Your objective
Reproduce the data exactly.

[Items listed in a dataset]
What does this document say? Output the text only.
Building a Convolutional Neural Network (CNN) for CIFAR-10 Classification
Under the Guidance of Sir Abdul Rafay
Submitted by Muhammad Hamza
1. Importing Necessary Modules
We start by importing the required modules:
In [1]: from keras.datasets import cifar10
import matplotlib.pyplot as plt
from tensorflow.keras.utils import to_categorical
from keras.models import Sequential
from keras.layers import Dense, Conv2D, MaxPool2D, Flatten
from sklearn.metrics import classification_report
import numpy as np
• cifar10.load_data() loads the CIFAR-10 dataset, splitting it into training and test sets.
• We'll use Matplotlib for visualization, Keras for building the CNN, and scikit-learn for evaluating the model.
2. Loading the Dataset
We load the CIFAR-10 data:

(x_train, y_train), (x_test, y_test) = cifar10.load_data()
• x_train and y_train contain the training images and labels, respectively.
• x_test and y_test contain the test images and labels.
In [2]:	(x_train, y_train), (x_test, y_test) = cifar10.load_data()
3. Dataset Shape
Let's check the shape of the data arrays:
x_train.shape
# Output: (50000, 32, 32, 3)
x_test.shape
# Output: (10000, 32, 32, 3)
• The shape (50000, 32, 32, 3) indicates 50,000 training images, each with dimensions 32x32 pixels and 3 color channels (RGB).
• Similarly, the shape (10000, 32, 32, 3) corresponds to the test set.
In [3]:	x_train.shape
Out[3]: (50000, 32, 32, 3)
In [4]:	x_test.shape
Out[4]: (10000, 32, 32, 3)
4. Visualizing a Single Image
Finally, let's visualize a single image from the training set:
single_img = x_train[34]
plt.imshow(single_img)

Result
What does this document say? Output the text only.
Building a Convolutional Neural Network (CNN) for CIFAR-10 Classification
Under the Guidance of Sir Abdul Rafay
Submitted by Muhammad Hamza
1. Importing Necessary Modules
We start by importing the required modules:
In [1]: from keras.datasets import cifar10
import matplotlib.pyplot as plt
from tensorflow.keras.utils import to_categorical
from keras.models import Sequential
from keras.layers import Dense, Conv2D, MaxPool2D, Flatten
from sklearn.metrics import classification_report
import numpy as np
• cifar10.load_data() loads the CIFAR-10 dataset, splitting it into training and test sets.
• We'll use Matplotlib for visualization, Keras for building the CNN, and scikit-learn for evaluating the model.
2. Loading the Dataset
We load the CIFAR-10 data:

(x_train, y_train), (x_test, y_test) = cifar10.load_data()
• x_train and y_train contain the training images and labels, respectively.
• x_test and y_test contain the test images and labels.
In [2]:	(x_train, y_train), (x_test, y_test) = cifar10.load_data()
3. Dataset Shape
Let's check the shape of the data arrays:
x_train.shape
# Output: (50000, 32, 32, 3)
x_test.shape
# Output: (10000, 32, 32, 3)
• The shape (50000, 32, 32, 3) indicates 50,000 training images, each with dimensions 32x32 pixels and 3 color channels (RGB).
• Similarly, the shape (10000, 32, 32, 3) corresponds to the test set.
In [3]:	x_train.shape
Out[3]: (50000, 32, 32, 3)
In [4]:	x_test.shape
Out[4]: (10000, 32, 32, 3)
4. Visualizing a Single Image
Finally, let's visualize a single image from the training set:
single_img = x_train[34]
plt.imshow(single_img)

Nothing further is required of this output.